* [Zu lösende Aufgaben]:
1. Über welchen Wert stiegen die Renditen für Laufzeiten mit zehn Jahren laut dem Artikel über die italienische Verschuldung wieder?
2. Führen Sie den Artikel über die italienische Verschuldung im Anschluss an seinen letzten Satz weiter.

───── Zitierter Text ─────

Der italienische Schuldenturm wankt

Eine Menschenmenge versammelt sich vor dem Schiefen Turm von Pisa.
Italien gerät verstärkt ins Visier der Finanzmärkte. Der Reformeifer lässt nach. Maria Fekter schürt zusätzlich das Feuer.

Ist die Kuh erst einmal aus dem Stall, kann sie nur noch schwer eingefangen werden. Eine ähnliche Erfahrung musste Finanzministerin Maria Fekter machen. Sie hatte am Montagabend davon gesprochen, dass nach Spanien auch Italien Finanzhilfe benötigen könnte. Am Dienstag versuchte sie zurückzurudern. Es gebe "keine Anzeichen", dass Italien einen Antrag auf Finanzhilfen stellt. Italien sei eine starke Volkswirtschaft. Der Staat erhalte Geld am Kapitalmarkt, wiewohl zu "sehr sehr hohen Zinsen". In der Tat stiegen die Renditen für Laufzeiten mit zehn Jahren wieder über 6,0 Prozent.

───── Unbearbeitete Einträge ─────

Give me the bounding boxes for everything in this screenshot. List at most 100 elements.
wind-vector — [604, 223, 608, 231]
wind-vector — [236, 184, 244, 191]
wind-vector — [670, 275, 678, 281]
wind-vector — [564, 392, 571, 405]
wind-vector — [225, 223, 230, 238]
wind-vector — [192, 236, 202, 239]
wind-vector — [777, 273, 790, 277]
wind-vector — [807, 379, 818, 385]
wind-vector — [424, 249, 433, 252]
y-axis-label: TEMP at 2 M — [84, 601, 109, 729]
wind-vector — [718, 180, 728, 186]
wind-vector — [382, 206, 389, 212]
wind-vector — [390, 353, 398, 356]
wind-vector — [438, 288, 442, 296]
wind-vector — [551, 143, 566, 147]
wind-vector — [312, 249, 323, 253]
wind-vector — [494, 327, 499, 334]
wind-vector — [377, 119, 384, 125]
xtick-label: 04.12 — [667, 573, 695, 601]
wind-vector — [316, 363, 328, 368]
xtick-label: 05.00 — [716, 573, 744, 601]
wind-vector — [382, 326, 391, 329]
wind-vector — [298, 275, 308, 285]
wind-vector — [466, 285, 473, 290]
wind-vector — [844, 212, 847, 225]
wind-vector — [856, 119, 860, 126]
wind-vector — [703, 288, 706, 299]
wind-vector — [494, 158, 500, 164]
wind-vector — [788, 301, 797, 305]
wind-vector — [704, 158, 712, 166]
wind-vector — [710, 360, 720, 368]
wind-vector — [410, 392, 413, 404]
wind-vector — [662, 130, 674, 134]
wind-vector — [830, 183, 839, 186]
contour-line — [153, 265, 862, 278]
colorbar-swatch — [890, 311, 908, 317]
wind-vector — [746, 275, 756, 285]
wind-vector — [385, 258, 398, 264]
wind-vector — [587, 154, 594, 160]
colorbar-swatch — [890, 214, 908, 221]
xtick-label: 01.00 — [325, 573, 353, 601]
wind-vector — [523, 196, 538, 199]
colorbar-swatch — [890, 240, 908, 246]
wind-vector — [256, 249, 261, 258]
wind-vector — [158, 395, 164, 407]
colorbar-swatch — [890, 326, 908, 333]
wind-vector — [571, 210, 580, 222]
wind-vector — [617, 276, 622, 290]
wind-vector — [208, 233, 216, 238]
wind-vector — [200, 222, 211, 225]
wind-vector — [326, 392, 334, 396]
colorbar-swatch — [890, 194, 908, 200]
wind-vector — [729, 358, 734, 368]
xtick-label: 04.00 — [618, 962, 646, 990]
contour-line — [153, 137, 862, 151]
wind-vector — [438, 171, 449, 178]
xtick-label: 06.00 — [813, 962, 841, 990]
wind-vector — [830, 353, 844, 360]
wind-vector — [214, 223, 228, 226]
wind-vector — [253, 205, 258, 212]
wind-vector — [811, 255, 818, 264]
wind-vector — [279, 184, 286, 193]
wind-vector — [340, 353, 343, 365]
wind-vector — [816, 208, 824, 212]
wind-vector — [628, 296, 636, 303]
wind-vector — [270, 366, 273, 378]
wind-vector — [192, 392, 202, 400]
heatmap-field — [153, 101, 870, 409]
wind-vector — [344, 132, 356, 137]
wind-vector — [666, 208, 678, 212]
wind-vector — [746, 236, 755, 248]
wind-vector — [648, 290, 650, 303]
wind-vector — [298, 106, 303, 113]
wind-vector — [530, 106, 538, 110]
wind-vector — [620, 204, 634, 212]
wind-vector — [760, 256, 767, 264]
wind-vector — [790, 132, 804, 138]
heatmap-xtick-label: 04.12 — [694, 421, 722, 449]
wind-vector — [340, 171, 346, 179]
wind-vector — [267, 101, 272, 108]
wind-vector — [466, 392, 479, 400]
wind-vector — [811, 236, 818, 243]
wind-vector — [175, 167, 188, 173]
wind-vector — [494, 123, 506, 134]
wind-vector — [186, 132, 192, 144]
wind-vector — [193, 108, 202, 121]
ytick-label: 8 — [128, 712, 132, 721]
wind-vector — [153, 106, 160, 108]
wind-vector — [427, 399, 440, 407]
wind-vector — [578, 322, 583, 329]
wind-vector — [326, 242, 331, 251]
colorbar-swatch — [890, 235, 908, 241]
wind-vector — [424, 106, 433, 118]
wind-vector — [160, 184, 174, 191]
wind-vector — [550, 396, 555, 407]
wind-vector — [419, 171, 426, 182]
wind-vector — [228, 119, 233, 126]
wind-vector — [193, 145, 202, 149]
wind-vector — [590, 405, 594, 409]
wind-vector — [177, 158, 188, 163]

─────

* [Antworten je Aufgabe]:
1. Über 6,0 Prozent.

2.
Bundeskanzler Werner Faymann versuchte ebenfalls gegenzusteuern. Es sei nicht so, dass Italien schon am nächsten Tag vor der Tür stehe. Gleichzeitig betonte der SPÖ-Chef, dass man sich sehr wohl darauf vorbereite, bei Problemen einzugreifen. Man solle sie aber nicht herbeireden.

Schwer verärgert über Fekter ist Italiens Regierungschef Mario Monti. "Ich halte es für völlig unangebracht, dass sich eine Finanzministerin aus der EU zu der Lage in einem anderen Mitgliedsland äußert – und insbesondere so äußert, wie sie es getan hat", sagte Monti am Dienstag in Rom. "Ich für mich halte mich jetzt lieber zurück, meinerseits die Worte der Ministerin zu kommentieren."

Die Ratingagentur Fitch stellt sich auf Montis Seite. Italien befinde sich in einem besseren Zustand als Spanien und brauche daher voraussichtlich keine Hilfe.

Fitch bewertet die Kreditwürdigkeit Italiens derzeit mit "A-", jene Spaniens mit "BBB". Zwar habe Italien hohe Staatsschulden (1,9 Billionen Euro) und es gebe nur einen sehr geringen Spielraum, um weitere negative Schocks zu verkraften. Jedoch habe das Land nur ein kleines Haushaltsdefizit und ein viel geringeres Leistungsbilanzdefizit als Spanien. Zudem seien die italienischen Banken robuster.

Verletzlich

Eine Karte Europas zeigt die Budgetdefizite und Staatsschulden ausgewählter Eurozonen-Länder im Jahr 2012.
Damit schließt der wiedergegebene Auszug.